=== DOCUMENT SOURCE ===

L'imperfection créative de Y/Project




Y Project, automne-hiver 2023/24 - © ImaxTree


 
Pour son retour dans le calendrier féminin, Y/Project a frappé fort, mardi, avec un défilé à grand impact, où les mannequins traversaient majestueusement l’espace délabré d’un immeuble en travaux en suivant au ralenti l'air poignant de "Lascia ch’io pianga" de l’opéra Rinaldo de Haendel, répété à l'infini.
 
Il fallait ce moment suspendu de plusieurs longues secondes pour apprécier à chaque passage les mille et une trouvailles et détails de construction impulsés par Glenn Martens à ses créations, qui semblaient soumises à un tourbillon perpétuel. Pas de rubans flottants ou d’effets de tissus fluctuant. Le styliste crée l’illusion de la dynamique même du mouvement en déstructurant totalement le vêtement. Par exemple, ceintures, cravates, colliers, sacs partent en vrille. Ailleurs, des pans d’habits sont torsadés comme dans une spirale.

=== LIGNES PRÉSENTÉES ===

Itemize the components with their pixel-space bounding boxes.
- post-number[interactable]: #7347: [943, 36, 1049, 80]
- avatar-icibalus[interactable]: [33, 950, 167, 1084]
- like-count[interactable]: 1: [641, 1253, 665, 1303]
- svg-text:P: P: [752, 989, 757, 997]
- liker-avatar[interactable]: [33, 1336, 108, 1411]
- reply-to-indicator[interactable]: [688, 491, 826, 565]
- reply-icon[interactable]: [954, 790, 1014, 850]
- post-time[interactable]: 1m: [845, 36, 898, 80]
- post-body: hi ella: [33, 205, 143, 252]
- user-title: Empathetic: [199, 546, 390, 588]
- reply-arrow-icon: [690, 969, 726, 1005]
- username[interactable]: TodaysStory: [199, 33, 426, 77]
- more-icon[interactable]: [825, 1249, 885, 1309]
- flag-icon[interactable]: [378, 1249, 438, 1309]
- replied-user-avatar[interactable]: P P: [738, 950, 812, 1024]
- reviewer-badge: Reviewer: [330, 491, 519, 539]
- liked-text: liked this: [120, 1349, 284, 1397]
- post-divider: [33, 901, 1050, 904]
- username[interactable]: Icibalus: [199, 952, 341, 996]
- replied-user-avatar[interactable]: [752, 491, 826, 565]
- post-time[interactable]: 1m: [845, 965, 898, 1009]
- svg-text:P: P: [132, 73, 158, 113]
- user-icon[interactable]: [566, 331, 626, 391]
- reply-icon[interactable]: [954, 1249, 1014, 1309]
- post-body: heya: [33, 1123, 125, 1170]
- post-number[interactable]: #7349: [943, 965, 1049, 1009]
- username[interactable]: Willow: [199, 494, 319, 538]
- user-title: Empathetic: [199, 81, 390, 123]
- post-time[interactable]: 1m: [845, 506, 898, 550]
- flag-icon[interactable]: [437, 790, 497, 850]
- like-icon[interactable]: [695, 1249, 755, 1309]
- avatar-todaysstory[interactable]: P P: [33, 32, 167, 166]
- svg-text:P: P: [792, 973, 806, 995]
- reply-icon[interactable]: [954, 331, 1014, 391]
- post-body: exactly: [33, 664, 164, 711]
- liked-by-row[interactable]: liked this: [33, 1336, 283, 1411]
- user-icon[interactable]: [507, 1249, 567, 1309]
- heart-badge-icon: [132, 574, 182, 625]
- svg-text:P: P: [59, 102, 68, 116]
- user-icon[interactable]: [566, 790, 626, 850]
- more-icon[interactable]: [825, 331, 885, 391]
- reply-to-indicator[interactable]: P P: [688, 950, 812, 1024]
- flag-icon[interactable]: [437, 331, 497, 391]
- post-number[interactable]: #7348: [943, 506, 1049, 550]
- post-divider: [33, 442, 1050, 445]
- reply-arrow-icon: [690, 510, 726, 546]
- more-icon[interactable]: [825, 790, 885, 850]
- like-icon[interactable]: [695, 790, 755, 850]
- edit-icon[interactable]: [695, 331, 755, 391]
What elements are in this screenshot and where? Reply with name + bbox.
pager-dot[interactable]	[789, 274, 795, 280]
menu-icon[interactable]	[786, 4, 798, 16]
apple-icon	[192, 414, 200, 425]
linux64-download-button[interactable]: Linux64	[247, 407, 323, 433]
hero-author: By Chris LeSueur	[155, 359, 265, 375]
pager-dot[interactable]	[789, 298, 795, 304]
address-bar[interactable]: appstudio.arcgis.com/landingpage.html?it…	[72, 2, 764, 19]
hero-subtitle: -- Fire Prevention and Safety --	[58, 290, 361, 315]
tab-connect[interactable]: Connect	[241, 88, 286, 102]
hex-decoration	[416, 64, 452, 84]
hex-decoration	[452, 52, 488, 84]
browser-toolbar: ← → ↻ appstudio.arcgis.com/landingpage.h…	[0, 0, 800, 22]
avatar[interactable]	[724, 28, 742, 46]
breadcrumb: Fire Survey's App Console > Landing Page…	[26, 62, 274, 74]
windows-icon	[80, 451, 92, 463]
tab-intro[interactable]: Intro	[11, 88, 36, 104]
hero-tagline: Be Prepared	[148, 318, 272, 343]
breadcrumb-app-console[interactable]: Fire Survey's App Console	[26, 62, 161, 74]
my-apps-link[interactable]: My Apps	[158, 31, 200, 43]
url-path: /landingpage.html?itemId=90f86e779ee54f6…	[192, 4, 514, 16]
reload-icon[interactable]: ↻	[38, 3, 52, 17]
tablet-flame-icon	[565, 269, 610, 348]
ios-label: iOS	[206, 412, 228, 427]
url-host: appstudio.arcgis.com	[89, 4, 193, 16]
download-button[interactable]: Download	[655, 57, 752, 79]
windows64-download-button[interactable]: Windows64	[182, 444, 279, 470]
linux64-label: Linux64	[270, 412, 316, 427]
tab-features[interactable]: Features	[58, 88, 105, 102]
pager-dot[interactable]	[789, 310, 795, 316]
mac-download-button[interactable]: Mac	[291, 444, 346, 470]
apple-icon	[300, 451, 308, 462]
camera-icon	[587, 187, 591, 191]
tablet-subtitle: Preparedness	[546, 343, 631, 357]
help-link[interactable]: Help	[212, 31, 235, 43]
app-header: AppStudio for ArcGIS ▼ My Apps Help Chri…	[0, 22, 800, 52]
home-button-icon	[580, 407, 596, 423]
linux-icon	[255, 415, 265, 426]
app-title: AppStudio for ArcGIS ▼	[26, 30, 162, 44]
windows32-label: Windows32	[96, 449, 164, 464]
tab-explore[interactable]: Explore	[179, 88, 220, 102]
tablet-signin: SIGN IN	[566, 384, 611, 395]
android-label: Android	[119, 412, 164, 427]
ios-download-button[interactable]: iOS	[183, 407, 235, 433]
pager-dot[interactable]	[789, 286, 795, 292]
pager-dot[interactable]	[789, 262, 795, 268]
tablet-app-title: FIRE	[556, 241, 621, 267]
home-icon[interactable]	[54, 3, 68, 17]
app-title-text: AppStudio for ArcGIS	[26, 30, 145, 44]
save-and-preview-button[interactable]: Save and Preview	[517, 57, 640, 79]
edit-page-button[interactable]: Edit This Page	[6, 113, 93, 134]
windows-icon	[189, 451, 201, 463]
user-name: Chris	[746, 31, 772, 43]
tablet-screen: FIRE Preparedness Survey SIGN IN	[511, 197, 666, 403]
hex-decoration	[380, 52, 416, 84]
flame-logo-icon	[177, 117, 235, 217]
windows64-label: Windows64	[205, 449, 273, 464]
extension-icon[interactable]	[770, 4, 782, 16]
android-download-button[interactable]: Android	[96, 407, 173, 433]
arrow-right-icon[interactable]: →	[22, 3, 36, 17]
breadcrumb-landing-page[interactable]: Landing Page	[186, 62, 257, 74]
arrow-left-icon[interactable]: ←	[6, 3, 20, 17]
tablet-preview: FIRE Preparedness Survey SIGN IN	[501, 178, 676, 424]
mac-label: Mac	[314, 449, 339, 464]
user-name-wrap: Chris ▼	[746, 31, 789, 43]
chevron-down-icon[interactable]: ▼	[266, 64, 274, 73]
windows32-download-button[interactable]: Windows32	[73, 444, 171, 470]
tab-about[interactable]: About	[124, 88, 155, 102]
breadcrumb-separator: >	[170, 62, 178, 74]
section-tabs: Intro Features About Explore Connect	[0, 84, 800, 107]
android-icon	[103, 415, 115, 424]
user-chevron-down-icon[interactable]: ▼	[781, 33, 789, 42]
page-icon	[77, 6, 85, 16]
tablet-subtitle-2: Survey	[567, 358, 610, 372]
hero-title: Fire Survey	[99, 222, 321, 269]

===

§ **LISTE DES TÂCHES**
1. Recopiez, s'il vous plaît, le passage de l'article sur le défilé Y/Project qui commence par "Y Project, automne-hiver" et se termine par "dans une spirale.".
2. Résumez l'article sur le défilé Y/Project en deux phrases.

§ **RÉPONSES ATTENDUES**
1.
Y Project, automne-hiver 2023/24 - © ImaxTree


 
Pour son retour dans le calendrier féminin, Y/Project a frappé fort, mardi, avec un défilé à grand impact, où les mannequins traversaient majestueusement l’espace délabré d’un immeuble en travaux en suivant au ralenti l'air poignant de "Lascia ch’io pianga" de l’opéra Rinaldo de Haendel, répété à l'infini.
 
Il fallait ce moment suspendu de plusieurs longues secondes pour apprécier à chaque passage les mille et une trouvailles et détails de construction impulsés par Glenn Martens à ses créations, qui semblaient soumises à un tourbillon perpétuel. Pas de rubans flottants ou d’effets de tissus fluctuant. Le styliste crée l’illusion de la dynamique même du mouvement en déstructurant totalement le vêtement. Par exemple, ceintures, cravates, colliers, sacs partent en vrille. Ailleurs, des pans d’habits sont torsadés comme dans une spirale.

2. Pour son retour dans le calendrier féminin, Y/Project a présenté mardi un défilé où les mannequins traversaient au ralenti l'espace délabré d'un immeuble en travaux, sur l'air de « Lascia ch'io pianga » de Haendel répété à l'infini. Glenn Martens y crée l'illusion du mouvement en déstructurant totalement le vêtement : des ceintures, cravates, colliers et sacs partent en vrille, et des pans d'habits sont torsadés en spirale.